> WHAT NEEDS TO BE DONE
Find the lines that include the string "JSON" and report how many there are. Give no other text.

Data records

---

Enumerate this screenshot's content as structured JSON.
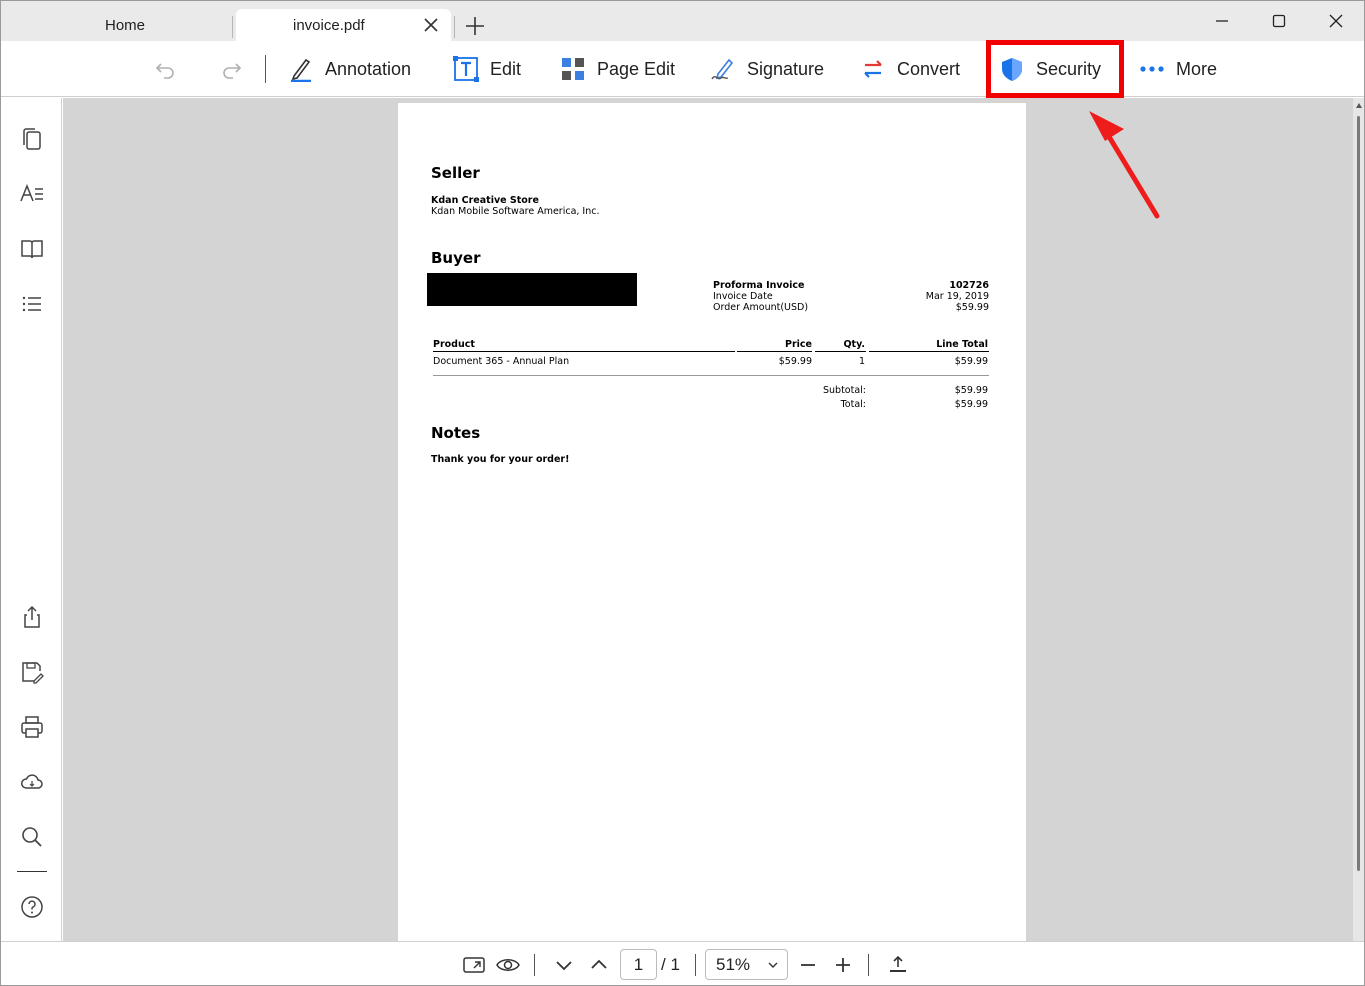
{
  "tabs": [
    {
      "label": "Home"
    },
    {
      "label": "invoice.pdf"
    }
  ],
  "toolbar": {
    "annotation": "Annotation",
    "edit": "Edit",
    "page_edit": "Page Edit",
    "signature": "Signature",
    "convert": "Convert",
    "security": "Security",
    "more": "More"
  },
  "accent_color": "#1a73e8",
  "highlight_color": "#f00000",
  "document": {
    "seller_heading": "Seller",
    "seller_name": "Kdan Creative Store",
    "seller_company": "Kdan Mobile Software America, Inc.",
    "buyer_heading": "Buyer",
    "proforma_label": "Proforma Invoice",
    "proforma_value": "102726",
    "invoice_date_label": "Invoice Date",
    "invoice_date_value": "Mar 19, 2019",
    "order_amount_label": "Order Amount(USD)",
    "order_amount_value": "$59.99",
    "table_headers": [
      "Product",
      "Price",
      "Qty.",
      "Line Total"
    ],
    "rows": [
      {
        "product": "Document 365 - Annual Plan",
        "price": "$59.99",
        "qty": "1",
        "line_total": "$59.99"
      }
    ],
    "subtotal_label": "Subtotal:",
    "subtotal_value": "$59.99",
    "total_label": "Total:",
    "total_value": "$59.99",
    "notes_heading": "Notes",
    "notes_text": "Thank you for your order!"
  },
  "bottombar": {
    "page_current": "1",
    "page_total": "/ 1",
    "zoom": "51%"
  }
}
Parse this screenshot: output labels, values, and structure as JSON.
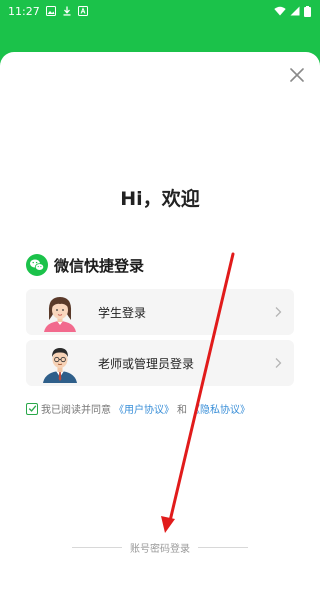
{
  "status_bar": {
    "time": "11:27",
    "left_icons": [
      "image-icon",
      "download-icon",
      "app-icon"
    ],
    "right_icons": [
      "wifi-icon",
      "signal-icon",
      "battery-icon"
    ]
  },
  "sheet": {
    "greeting": "Hi，欢迎",
    "wechat_title": "微信快捷登录",
    "options": [
      {
        "label": "学生登录",
        "icon": "student-avatar-icon"
      },
      {
        "label": "老师或管理员登录",
        "icon": "teacher-avatar-icon"
      }
    ],
    "agreement": {
      "prefix": "我已阅读并同意",
      "user_agreement": "《用户协议》",
      "and": "和",
      "privacy_agreement": "《隐私协议》",
      "checked": true
    },
    "password_login": "账号密码登录"
  },
  "colors": {
    "brand_green": "#1bc24a",
    "link_blue": "#3a8fd8",
    "annotation_red": "#e11b1b"
  }
}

---

> THE OUTPUT
2